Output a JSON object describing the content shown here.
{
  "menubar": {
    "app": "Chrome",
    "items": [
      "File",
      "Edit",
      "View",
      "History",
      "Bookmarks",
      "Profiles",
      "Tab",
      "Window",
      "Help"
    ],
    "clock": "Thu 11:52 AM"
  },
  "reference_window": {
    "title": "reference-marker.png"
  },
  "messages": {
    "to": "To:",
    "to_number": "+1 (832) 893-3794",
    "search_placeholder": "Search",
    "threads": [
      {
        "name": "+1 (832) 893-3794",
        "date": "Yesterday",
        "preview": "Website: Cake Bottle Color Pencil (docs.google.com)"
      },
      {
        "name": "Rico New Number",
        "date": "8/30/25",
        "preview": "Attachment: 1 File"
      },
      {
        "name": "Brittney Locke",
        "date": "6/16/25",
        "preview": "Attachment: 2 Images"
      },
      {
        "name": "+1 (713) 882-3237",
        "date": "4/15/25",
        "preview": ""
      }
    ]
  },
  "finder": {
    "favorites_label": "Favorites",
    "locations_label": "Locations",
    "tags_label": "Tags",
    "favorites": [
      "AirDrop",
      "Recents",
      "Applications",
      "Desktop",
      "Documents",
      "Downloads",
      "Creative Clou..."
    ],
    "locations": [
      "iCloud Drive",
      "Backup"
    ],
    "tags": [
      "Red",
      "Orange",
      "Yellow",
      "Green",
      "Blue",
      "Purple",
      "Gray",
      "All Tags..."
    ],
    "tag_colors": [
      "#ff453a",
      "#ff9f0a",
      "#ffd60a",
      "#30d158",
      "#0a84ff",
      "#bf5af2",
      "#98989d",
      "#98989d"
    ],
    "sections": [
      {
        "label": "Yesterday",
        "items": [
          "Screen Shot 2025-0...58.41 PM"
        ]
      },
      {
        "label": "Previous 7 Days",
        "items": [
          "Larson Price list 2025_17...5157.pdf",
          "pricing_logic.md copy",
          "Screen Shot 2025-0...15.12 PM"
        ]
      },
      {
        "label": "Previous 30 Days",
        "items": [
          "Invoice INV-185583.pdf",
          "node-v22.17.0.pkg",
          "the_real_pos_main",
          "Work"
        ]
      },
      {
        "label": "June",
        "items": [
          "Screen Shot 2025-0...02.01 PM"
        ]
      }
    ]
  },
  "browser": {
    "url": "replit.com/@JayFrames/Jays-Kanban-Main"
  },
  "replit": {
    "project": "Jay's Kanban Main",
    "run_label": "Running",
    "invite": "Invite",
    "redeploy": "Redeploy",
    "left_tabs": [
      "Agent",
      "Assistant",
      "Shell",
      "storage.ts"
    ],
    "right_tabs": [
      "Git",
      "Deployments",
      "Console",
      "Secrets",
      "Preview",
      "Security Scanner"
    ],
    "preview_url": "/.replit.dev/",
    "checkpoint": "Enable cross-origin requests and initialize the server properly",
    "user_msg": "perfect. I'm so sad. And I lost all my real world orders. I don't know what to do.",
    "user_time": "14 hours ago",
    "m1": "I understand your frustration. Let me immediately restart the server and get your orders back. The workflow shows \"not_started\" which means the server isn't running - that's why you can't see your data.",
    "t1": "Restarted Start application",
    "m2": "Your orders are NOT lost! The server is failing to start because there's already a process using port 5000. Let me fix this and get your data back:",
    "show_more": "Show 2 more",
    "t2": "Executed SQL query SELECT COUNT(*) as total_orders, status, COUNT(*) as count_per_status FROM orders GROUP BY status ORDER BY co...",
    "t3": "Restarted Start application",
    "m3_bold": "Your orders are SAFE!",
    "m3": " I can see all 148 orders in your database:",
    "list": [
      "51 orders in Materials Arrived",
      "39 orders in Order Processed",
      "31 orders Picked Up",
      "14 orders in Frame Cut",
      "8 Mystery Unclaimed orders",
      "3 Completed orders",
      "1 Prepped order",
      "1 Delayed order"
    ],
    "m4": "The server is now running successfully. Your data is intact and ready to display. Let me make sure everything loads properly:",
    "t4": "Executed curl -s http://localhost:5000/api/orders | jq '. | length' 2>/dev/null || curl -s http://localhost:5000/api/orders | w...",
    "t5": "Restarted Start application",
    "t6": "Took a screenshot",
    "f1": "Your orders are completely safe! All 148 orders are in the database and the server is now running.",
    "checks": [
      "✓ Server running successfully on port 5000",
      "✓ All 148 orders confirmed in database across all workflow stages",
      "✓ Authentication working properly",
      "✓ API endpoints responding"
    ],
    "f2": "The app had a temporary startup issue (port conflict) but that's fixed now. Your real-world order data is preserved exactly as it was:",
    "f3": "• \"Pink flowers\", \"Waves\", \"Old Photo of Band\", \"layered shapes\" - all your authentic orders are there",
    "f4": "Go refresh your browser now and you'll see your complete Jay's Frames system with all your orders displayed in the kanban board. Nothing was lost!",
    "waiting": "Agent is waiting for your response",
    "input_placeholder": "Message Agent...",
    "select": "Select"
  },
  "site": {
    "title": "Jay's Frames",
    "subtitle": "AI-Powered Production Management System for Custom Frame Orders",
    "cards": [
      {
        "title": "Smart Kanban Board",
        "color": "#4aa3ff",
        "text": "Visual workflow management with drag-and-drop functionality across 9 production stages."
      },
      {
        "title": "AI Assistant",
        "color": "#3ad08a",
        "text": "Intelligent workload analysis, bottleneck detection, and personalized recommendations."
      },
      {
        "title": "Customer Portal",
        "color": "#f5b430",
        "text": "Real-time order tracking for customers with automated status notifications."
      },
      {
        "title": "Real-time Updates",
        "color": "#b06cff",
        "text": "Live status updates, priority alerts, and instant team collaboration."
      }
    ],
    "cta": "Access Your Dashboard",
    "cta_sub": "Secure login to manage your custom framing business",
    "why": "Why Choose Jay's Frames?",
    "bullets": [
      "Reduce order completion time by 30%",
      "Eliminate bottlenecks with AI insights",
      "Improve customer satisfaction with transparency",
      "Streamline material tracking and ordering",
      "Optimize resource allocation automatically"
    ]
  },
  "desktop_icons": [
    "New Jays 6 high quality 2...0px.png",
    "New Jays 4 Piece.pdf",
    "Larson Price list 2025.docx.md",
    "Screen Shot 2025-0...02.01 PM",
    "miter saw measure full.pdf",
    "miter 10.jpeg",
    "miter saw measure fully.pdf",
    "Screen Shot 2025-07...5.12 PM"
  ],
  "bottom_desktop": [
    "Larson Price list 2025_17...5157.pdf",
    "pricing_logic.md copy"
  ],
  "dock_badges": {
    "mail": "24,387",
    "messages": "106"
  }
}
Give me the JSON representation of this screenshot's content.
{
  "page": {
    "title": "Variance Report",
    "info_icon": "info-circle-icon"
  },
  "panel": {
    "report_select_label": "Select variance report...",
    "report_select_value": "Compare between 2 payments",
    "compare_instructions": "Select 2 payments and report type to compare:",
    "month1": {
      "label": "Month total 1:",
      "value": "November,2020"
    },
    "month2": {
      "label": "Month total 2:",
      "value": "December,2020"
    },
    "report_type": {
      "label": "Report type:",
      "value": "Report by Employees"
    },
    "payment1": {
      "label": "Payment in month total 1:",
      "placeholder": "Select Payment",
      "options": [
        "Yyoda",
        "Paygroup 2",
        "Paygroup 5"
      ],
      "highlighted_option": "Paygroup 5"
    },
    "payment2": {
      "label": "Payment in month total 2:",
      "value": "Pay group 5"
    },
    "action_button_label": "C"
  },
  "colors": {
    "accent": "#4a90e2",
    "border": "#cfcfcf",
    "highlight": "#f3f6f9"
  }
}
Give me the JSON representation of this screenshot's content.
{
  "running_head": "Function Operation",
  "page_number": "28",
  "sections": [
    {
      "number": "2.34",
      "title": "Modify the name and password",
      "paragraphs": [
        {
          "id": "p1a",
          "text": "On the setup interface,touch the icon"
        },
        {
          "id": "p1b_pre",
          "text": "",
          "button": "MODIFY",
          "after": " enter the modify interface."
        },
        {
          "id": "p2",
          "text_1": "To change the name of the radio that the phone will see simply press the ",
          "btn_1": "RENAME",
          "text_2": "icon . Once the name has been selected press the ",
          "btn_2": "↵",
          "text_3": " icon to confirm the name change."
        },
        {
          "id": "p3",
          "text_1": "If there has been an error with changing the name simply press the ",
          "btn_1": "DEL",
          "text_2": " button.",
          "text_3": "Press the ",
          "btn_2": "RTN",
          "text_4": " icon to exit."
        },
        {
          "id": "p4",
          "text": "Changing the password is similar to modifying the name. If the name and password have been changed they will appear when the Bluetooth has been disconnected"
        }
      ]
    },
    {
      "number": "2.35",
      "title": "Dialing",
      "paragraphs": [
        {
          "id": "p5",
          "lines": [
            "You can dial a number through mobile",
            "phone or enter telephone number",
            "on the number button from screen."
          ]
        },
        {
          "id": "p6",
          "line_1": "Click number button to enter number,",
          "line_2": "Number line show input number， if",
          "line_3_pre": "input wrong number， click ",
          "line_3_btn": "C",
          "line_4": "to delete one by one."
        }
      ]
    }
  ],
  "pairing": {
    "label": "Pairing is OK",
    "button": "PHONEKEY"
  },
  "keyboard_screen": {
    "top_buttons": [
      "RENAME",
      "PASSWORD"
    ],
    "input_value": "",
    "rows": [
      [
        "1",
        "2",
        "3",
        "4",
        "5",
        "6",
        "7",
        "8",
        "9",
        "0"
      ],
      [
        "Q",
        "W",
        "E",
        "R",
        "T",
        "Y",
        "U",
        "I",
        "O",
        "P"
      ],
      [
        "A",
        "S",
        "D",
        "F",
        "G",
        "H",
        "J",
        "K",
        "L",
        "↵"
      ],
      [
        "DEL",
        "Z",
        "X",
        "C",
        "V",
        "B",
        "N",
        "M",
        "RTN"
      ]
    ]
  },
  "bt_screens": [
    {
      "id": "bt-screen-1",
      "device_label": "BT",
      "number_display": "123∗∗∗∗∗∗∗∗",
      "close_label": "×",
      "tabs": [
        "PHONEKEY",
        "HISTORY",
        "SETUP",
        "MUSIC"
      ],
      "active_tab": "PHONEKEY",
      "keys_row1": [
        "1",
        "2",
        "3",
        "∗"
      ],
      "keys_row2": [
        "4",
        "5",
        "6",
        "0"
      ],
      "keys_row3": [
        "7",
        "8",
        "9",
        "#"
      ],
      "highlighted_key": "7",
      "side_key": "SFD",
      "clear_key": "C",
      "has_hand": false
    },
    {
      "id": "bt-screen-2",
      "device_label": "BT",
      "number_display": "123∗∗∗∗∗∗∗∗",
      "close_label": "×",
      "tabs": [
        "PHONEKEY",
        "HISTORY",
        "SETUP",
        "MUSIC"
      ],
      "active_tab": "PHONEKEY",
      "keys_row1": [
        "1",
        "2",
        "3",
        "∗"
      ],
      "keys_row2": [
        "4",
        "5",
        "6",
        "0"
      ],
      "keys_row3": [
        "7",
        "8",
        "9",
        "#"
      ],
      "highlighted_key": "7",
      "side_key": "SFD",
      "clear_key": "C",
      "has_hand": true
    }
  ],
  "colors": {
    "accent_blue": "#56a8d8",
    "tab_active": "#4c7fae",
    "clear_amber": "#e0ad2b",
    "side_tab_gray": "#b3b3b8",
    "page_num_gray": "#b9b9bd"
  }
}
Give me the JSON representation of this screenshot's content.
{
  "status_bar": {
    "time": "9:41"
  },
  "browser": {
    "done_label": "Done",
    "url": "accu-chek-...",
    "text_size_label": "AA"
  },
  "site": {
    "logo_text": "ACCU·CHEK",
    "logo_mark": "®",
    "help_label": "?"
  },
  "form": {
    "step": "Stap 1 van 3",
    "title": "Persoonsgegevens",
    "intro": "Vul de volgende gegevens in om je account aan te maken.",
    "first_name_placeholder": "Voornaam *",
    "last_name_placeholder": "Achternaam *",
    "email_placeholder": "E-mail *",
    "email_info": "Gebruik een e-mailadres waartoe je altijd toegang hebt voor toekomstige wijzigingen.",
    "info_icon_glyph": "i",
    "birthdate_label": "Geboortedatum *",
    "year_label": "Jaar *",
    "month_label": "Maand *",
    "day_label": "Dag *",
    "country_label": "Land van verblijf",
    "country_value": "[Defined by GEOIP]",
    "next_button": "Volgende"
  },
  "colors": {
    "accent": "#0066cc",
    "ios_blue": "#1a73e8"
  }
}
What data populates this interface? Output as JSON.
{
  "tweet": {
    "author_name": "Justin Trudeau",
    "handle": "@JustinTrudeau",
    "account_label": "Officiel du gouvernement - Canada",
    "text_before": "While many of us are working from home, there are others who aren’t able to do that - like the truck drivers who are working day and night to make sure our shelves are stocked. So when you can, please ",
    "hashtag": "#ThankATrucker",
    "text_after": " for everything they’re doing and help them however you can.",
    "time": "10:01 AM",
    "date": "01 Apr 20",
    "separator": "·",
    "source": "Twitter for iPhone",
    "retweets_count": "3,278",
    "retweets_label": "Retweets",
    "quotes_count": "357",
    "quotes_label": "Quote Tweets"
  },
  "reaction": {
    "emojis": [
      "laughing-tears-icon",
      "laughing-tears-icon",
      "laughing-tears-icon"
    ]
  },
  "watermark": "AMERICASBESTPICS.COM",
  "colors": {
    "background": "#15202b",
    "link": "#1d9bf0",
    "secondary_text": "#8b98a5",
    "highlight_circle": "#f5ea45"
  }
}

## SHORT TASK
Look through the data above. Copy every line with the string "working" in it.

## OUTPUT OF THE TASK
      "✓ Authentication working properly",
    "text_before": "While many of us are working from home, there are others who aren’t able to do that - like the truck drivers who are working day and night to make sure our shelves are stocked. So when you can, please ",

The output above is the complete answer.